▸ **Instructions to follow**
Here are some records; return them all exactly.
-- Start of Records supplied --
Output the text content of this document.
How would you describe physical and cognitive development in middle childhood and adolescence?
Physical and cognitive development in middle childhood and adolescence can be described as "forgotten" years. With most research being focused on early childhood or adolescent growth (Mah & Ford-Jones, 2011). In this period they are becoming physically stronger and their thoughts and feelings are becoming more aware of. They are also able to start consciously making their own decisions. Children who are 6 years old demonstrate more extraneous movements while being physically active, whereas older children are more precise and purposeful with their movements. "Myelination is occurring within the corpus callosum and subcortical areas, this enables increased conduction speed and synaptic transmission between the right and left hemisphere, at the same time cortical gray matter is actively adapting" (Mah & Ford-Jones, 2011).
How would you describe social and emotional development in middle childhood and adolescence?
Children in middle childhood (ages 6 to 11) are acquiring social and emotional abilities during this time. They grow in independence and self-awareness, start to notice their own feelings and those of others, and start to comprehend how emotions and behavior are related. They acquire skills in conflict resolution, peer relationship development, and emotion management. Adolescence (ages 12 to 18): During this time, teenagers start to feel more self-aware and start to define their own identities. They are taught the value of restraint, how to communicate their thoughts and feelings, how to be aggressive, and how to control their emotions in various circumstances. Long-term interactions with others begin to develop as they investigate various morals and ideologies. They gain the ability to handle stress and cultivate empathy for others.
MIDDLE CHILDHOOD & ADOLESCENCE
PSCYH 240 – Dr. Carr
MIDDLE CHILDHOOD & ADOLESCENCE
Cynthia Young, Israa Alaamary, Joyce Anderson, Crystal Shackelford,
-- End of Records supplied --
▸ **Response**
Output the text content of this document.
How would you describe physical and cognitive development in middle childhood and adolescence?
Physical and cognitive development in middle childhood and adolescence can be described as "forgotten" years. With most research being focused on early childhood or adolescent growth (Mah & Ford-Jones, 2011). In this period they are becoming physically stronger and their thoughts and feelings are becoming more aware of. They are also able to start consciously making their own decisions. Children who are 6 years old demonstrate more extraneous movements while being physically active, whereas older children are more precise and purposeful with their movements. "Myelination is occurring within the corpus callosum and subcortical areas, this enables increased conduction speed and synaptic transmission between the right and left hemisphere, at the same time cortical gray matter is actively adapting" (Mah & Ford-Jones, 2011).
How would you describe social and emotional development in middle childhood and adolescence?
Children in middle childhood (ages 6 to 11) are acquiring social and emotional abilities during this time. They grow in independence and self-awareness, start to notice their own feelings and those of others, and start to comprehend how emotions and behavior are related. They acquire skills in conflict resolution, peer relationship development, and emotion management. Adolescence (ages 12 to 18): During this time, teenagers start to feel more self-aware and start to define their own identities. They are taught the value of restraint, how to communicate their thoughts and feelings, how to be aggressive, and how to control their emotions in various circumstances. Long-term interactions with others begin to develop as they investigate various morals and ideologies. They gain the ability to handle stress and cultivate empathy for others.
MIDDLE CHILDHOOD & ADOLESCENCE
PSCYH 240 – Dr. Carr
MIDDLE CHILDHOOD & ADOLESCENCE
Cynthia Young, Israa Alaamary, Joyce Anderson, Crystal Shackelford,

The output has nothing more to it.